## WHAT YOU HAVE TO DO
Show all lines that include the string "look"; copy each one.
====== LISTED ENTRIES
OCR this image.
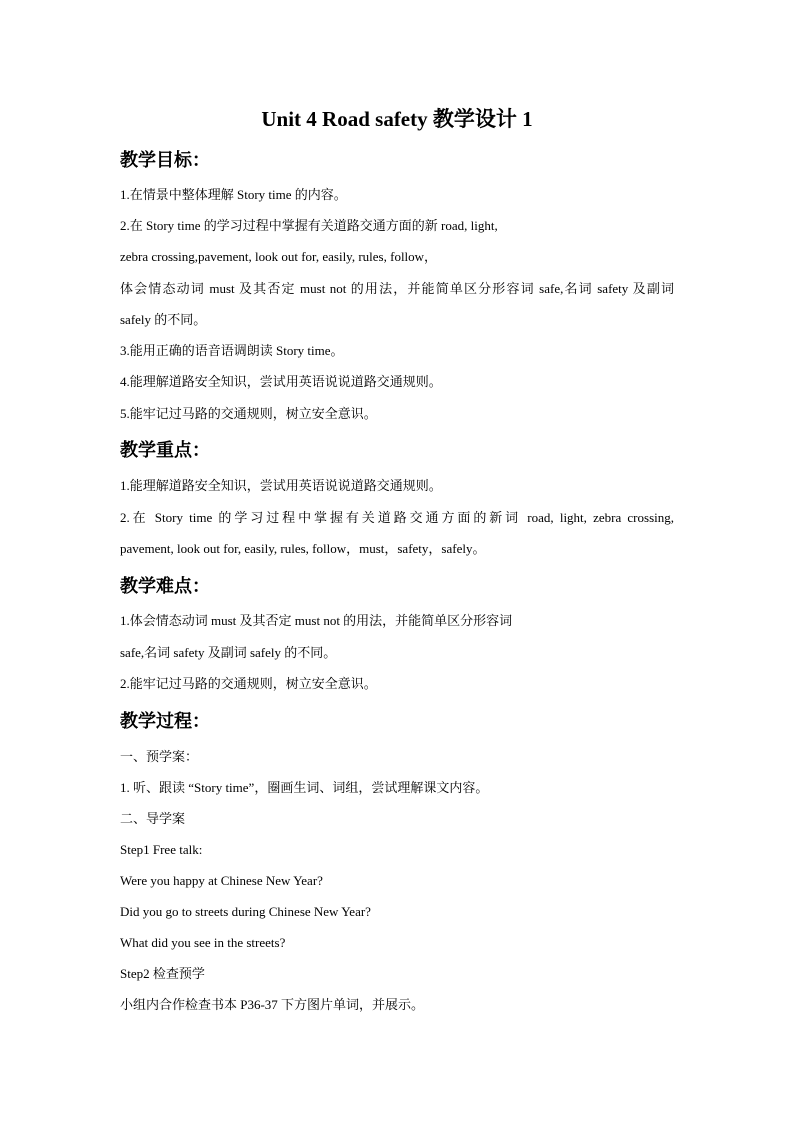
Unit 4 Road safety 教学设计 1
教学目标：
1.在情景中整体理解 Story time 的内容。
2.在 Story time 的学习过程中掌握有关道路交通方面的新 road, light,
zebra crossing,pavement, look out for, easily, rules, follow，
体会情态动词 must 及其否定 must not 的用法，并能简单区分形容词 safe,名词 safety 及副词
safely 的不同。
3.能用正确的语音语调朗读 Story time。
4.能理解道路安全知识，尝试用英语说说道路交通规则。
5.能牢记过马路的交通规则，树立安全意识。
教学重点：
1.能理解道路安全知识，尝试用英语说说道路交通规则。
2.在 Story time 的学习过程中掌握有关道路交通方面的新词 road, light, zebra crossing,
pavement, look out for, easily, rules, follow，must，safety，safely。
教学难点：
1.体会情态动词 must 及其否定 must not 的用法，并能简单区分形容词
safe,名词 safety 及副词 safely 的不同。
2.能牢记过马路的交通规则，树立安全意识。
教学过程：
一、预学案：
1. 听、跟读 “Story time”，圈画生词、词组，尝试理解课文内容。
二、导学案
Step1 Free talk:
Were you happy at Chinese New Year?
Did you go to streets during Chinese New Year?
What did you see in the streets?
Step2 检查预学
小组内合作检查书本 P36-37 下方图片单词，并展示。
============
====== LISTED ENTRIES
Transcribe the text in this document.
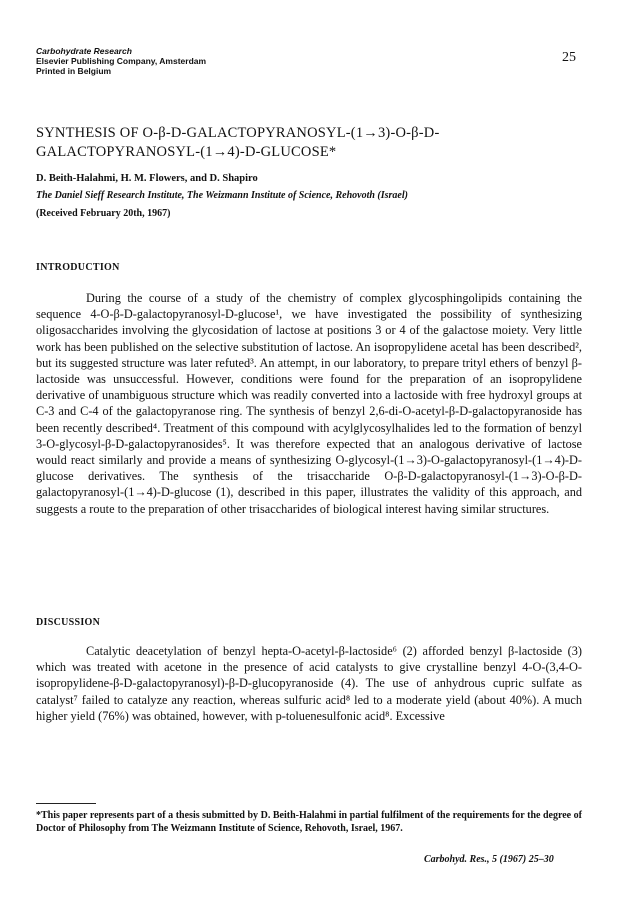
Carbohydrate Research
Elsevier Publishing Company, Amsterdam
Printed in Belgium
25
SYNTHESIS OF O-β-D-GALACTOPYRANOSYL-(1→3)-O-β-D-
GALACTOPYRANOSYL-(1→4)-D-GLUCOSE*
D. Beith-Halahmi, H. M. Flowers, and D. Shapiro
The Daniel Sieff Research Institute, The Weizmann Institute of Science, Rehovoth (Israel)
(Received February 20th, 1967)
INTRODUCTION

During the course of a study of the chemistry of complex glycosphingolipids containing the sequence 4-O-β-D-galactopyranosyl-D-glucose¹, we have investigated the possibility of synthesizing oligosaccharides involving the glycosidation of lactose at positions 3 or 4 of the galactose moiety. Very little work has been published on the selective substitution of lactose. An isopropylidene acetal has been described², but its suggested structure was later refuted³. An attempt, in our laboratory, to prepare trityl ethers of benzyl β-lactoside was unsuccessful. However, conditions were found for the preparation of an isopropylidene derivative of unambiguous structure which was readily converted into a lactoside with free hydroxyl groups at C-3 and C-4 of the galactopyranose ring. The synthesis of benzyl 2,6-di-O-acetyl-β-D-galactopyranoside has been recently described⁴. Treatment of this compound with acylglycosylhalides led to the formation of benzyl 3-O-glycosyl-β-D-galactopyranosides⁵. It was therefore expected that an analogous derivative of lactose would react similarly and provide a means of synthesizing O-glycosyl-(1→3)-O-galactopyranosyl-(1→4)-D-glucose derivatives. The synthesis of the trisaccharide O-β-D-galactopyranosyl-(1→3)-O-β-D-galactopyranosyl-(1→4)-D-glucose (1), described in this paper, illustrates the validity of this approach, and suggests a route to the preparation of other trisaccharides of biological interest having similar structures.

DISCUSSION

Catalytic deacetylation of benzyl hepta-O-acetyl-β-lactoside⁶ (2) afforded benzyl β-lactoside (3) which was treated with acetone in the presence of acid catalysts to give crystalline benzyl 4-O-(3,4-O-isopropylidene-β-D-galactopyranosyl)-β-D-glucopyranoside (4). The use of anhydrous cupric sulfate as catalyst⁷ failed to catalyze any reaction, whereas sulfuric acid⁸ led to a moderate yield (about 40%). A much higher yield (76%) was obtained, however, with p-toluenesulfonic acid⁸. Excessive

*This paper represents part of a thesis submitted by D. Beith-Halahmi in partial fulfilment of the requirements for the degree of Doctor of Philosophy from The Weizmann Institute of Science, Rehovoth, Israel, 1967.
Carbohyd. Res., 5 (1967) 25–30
============
## FULL SOLUTION
zebra crossing,pavement, look out for, easily, rules, follow，
pavement, look out for, easily, rules, follow，must，safety，safely。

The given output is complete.